Stored records
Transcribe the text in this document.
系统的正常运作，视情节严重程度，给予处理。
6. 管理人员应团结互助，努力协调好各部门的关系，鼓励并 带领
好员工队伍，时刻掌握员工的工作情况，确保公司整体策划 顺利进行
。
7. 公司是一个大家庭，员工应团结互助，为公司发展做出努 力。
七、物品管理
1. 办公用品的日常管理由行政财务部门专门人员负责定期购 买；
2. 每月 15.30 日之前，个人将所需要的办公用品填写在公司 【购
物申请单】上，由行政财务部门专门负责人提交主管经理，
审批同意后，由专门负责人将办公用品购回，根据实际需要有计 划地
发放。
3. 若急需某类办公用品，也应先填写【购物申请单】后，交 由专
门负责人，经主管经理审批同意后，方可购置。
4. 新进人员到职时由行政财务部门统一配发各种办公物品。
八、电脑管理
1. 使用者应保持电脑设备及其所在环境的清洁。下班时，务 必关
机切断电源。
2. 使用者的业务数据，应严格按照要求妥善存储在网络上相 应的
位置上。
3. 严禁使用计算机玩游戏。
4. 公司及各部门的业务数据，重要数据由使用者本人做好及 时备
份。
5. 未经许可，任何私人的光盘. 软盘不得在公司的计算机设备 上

### Task to carry out
Copy each record from above without leaving any out.

### Written solution
Transcribe the text in this document.
系统的正常运作，视情节严重程度，给予处理。
6. 管理人员应团结互助，努力协调好各部门的关系，鼓励并 带领
好员工队伍，时刻掌握员工的工作情况，确保公司整体策划 顺利进行
。
7. 公司是一个大家庭，员工应团结互助，为公司发展做出努 力。
七、物品管理
1. 办公用品的日常管理由行政财务部门专门人员负责定期购 买；
2. 每月 15.30 日之前，个人将所需要的办公用品填写在公司 【购
物申请单】上，由行政财务部门专门负责人提交主管经理，
审批同意后，由专门负责人将办公用品购回，根据实际需要有计 划地
发放。
3. 若急需某类办公用品，也应先填写【购物申请单】后，交 由专
门负责人，经主管经理审批同意后，方可购置。
4. 新进人员到职时由行政财务部门统一配发各种办公物品。
八、电脑管理
1. 使用者应保持电脑设备及其所在环境的清洁。下班时，务 必关
机切断电源。
2. 使用者的业务数据，应严格按照要求妥善存储在网络上相 应的
位置上。
3. 严禁使用计算机玩游戏。
4. 公司及各部门的业务数据，重要数据由使用者本人做好及 时备
份。
5. 未经许可，任何私人的光盘. 软盘不得在公司的计算机设备 上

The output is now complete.